**Task requirements:**
Go through the material below and report how many lines contain "JSON". Give only the number.

**Provided records:**
— begin —
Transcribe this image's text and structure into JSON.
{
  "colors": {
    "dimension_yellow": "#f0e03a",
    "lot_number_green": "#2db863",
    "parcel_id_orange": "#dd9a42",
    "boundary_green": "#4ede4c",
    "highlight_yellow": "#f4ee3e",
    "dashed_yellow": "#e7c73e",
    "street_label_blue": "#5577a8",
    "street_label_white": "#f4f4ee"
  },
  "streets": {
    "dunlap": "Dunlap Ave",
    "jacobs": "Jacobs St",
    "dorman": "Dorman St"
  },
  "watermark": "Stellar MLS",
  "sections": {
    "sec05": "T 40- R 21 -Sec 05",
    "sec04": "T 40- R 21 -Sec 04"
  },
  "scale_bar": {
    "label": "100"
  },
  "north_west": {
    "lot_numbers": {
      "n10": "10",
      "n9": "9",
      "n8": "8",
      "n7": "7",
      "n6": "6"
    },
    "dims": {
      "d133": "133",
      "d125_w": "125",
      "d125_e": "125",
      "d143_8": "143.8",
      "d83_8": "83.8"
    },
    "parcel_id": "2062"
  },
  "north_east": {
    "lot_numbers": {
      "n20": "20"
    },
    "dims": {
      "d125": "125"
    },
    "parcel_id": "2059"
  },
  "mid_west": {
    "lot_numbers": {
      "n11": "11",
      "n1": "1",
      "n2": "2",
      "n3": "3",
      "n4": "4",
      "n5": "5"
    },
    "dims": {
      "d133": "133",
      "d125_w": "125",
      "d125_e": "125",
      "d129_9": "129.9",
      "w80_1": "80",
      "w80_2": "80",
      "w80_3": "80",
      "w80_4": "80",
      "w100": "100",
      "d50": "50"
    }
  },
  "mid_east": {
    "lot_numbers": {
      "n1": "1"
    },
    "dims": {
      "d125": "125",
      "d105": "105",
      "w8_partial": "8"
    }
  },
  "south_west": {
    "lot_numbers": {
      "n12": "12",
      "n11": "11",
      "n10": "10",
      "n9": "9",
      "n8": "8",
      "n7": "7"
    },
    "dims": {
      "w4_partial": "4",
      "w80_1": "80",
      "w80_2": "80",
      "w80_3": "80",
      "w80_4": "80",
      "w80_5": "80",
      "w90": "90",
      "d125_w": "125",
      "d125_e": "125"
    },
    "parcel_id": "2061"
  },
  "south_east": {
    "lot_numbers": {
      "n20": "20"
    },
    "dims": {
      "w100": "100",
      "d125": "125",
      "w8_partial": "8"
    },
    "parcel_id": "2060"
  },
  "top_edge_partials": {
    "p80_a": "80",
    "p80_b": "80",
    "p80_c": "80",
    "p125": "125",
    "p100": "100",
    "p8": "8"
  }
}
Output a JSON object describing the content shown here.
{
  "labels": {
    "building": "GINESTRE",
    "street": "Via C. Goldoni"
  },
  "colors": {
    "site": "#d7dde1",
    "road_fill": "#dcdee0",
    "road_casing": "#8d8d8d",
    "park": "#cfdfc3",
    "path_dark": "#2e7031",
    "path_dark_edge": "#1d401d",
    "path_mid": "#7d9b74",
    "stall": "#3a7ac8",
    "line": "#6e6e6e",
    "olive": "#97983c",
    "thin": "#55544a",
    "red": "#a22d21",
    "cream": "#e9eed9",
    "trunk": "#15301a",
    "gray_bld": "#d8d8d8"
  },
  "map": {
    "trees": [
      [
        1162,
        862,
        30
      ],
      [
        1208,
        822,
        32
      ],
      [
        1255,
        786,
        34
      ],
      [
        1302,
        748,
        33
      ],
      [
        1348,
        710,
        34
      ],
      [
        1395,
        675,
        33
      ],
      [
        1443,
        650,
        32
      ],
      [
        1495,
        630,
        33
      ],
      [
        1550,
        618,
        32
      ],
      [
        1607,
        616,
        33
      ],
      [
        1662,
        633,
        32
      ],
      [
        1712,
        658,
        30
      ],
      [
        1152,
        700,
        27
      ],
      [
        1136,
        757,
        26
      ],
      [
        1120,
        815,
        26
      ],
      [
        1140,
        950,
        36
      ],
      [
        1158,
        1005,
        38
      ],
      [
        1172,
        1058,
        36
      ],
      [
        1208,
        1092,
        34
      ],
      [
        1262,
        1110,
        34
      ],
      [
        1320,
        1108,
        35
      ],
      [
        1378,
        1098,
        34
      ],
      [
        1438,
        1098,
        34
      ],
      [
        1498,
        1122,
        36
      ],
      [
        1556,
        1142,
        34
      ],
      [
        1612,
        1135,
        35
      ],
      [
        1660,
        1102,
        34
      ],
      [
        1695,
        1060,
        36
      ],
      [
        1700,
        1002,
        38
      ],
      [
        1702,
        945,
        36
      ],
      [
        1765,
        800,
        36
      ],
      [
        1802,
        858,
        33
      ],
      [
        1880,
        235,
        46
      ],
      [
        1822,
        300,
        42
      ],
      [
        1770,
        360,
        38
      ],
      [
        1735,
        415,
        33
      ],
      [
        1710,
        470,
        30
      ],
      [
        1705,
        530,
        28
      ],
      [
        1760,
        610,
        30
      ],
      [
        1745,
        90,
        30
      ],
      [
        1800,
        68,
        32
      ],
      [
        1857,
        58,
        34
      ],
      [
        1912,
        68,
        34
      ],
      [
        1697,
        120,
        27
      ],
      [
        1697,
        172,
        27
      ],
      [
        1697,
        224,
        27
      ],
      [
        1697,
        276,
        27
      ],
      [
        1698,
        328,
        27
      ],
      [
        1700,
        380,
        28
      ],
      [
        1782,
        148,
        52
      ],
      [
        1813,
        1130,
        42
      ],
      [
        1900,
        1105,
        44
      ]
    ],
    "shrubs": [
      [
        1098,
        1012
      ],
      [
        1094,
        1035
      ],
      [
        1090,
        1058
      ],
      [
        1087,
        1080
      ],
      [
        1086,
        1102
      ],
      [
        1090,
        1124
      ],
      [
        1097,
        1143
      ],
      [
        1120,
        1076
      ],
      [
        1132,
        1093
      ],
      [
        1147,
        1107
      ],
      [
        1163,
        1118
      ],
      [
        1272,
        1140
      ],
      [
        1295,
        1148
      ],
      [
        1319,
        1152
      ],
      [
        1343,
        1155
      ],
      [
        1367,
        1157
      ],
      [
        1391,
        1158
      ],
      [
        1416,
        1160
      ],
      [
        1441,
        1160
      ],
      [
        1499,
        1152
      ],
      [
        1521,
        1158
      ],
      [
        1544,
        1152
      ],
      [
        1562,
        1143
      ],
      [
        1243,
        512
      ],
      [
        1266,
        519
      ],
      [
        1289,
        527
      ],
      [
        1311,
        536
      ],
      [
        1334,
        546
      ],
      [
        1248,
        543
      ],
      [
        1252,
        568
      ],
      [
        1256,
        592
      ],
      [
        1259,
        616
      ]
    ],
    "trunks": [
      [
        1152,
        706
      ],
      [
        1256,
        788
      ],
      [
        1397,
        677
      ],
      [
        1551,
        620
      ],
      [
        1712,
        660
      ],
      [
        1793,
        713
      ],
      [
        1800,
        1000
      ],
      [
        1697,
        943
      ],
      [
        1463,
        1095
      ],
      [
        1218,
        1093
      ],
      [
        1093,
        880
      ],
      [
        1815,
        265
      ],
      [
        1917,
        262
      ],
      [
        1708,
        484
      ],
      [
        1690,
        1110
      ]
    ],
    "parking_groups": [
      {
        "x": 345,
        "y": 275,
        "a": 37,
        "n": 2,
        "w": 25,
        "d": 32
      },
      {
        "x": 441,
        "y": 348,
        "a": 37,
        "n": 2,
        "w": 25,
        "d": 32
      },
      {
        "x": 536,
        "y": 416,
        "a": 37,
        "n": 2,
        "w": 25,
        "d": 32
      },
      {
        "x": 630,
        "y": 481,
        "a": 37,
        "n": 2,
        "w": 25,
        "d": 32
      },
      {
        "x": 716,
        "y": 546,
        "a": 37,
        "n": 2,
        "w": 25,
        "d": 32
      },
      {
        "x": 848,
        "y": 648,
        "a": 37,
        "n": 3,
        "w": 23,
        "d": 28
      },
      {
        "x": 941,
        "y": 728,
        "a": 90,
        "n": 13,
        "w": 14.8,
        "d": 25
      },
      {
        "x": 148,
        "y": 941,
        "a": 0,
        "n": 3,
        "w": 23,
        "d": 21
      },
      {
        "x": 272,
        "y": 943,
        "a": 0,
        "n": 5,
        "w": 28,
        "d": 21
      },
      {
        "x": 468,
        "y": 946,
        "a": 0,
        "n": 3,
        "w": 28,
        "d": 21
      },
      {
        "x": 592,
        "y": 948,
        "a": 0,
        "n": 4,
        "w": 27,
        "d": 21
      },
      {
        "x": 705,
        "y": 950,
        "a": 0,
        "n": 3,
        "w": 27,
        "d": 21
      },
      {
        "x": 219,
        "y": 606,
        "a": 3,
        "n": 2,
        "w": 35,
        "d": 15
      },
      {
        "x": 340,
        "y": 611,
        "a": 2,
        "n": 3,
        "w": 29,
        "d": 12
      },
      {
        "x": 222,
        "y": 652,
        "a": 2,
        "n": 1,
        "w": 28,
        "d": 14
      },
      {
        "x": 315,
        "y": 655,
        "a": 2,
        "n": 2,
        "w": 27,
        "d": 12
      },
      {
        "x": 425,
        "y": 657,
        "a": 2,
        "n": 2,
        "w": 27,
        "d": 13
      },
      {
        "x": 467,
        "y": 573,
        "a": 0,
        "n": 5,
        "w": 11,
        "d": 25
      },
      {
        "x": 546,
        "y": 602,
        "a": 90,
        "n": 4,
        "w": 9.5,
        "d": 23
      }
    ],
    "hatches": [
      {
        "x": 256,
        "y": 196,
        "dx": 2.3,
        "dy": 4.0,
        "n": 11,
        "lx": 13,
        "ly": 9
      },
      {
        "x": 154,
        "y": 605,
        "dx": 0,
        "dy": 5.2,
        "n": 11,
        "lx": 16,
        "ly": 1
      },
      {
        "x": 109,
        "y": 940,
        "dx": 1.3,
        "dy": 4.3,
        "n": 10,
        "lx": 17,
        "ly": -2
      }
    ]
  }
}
— end —
**In response:**
2